## Direction
Find the lines with the string "this" and return them.

## Items
··········

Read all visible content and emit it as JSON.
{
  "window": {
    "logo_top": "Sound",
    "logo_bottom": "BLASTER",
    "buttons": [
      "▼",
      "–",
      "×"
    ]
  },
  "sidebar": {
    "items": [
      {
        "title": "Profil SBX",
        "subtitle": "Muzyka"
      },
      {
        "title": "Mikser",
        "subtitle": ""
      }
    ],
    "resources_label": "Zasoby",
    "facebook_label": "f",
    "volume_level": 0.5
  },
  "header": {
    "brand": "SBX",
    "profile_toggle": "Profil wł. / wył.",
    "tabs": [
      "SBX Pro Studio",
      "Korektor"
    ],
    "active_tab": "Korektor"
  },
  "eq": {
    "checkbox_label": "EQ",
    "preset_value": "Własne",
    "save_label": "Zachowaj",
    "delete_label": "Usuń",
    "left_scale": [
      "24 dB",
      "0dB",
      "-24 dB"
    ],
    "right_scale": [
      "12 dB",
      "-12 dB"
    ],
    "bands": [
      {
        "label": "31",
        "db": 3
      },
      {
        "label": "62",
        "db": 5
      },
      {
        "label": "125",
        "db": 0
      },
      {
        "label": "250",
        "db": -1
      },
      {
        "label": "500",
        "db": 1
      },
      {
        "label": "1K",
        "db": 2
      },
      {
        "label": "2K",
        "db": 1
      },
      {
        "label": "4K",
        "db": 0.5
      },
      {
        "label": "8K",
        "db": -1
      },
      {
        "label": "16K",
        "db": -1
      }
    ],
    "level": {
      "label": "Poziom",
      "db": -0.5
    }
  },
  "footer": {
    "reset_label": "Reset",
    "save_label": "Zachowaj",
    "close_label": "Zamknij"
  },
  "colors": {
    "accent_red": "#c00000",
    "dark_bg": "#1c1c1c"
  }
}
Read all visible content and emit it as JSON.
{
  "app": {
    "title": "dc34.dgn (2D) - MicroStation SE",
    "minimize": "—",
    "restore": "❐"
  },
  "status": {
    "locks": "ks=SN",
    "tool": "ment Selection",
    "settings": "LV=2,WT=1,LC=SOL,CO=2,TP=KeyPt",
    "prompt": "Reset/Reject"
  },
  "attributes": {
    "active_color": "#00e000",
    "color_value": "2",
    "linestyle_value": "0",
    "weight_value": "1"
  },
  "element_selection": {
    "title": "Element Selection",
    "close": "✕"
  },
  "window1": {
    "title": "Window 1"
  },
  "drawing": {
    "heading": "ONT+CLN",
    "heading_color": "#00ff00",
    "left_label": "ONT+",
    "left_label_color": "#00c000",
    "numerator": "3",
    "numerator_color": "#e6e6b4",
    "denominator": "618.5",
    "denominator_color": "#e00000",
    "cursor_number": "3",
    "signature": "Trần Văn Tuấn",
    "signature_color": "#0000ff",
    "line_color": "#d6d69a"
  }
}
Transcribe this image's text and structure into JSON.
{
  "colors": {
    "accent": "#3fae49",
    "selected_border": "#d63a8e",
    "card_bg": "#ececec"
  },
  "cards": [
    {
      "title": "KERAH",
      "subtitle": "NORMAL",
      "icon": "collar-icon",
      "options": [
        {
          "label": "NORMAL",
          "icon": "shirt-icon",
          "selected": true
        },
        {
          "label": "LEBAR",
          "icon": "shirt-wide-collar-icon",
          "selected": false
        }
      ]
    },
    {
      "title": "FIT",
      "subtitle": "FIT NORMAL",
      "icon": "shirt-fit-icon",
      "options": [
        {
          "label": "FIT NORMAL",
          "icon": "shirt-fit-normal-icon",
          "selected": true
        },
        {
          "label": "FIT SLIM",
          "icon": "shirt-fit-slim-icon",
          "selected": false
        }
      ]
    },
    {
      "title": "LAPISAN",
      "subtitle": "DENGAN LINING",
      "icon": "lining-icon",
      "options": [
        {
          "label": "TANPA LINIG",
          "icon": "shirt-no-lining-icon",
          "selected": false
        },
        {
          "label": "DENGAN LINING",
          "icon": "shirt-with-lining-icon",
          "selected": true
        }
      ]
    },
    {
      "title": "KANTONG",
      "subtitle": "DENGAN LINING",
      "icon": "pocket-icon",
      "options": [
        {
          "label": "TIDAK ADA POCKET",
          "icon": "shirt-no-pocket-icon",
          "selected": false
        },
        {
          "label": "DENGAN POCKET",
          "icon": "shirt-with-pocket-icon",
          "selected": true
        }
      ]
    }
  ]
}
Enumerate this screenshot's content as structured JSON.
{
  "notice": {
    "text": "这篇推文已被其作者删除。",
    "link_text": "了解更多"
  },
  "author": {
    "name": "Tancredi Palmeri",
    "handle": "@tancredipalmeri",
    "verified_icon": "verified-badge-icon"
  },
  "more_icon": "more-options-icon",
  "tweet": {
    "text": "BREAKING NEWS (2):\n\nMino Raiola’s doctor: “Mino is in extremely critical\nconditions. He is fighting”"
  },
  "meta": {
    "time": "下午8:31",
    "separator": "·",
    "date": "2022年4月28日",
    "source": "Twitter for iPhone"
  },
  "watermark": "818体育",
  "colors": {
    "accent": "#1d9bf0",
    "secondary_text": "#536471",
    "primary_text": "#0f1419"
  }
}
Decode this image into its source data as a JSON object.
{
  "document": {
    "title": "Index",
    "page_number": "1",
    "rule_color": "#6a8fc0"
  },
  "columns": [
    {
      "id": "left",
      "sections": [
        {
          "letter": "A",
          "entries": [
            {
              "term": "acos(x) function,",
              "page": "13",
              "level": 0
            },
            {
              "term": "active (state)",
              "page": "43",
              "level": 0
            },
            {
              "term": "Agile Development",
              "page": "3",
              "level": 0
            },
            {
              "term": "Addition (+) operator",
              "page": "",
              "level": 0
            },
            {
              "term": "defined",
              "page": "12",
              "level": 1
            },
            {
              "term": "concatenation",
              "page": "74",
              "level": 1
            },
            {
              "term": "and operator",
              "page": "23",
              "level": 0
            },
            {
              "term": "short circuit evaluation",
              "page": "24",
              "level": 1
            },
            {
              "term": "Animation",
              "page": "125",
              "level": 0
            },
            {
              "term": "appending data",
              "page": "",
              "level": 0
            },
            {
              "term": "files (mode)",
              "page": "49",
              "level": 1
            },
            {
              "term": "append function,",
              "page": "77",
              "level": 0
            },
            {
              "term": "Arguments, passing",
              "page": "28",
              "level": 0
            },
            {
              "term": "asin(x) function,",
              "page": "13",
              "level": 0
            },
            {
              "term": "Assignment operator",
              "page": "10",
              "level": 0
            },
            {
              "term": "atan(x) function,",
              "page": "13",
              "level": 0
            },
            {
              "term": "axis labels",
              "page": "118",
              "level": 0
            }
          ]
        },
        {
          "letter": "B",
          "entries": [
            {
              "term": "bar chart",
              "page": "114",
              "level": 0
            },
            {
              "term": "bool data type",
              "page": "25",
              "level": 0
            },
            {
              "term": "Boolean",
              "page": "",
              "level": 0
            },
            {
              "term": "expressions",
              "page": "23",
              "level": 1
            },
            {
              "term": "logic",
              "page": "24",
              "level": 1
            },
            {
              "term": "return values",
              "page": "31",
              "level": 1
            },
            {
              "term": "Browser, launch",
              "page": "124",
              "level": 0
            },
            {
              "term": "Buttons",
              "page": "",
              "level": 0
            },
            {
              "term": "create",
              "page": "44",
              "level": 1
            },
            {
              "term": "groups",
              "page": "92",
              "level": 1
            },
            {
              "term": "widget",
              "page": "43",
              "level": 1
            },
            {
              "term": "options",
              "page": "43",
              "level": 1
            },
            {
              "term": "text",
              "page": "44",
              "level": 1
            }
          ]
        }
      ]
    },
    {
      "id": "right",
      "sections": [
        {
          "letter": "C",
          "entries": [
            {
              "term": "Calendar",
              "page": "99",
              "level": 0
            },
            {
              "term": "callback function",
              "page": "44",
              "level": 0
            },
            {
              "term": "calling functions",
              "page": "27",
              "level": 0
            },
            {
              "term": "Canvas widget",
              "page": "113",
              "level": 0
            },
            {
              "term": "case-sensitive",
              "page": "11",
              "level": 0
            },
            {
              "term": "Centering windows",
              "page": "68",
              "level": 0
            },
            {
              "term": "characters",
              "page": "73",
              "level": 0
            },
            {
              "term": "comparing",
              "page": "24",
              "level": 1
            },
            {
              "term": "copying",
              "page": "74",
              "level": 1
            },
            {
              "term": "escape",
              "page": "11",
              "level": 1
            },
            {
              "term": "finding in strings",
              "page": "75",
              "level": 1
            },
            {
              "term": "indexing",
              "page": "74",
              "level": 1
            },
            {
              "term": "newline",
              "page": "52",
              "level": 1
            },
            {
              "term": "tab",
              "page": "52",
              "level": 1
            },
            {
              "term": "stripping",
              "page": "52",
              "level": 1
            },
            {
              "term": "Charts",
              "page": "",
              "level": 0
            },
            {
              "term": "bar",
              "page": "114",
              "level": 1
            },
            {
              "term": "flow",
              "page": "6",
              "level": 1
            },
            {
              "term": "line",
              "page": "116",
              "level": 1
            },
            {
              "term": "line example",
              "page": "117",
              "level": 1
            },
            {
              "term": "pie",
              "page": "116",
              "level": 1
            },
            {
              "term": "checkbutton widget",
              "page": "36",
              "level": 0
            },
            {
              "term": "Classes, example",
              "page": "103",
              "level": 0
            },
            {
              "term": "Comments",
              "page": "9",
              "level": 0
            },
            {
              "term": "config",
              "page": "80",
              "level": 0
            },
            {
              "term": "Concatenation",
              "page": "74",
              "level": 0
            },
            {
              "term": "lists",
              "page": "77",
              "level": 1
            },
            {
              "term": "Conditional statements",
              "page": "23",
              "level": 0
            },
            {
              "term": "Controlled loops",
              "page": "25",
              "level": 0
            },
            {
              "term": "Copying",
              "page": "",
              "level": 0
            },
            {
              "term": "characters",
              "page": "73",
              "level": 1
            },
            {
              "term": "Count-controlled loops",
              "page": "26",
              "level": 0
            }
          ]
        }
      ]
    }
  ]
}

··········

## Output of the exercise
Transcribe this image's text and structure into JSON.
Enumerate this screenshot's content as structured JSON.
Decode this image into its source data as a JSON object.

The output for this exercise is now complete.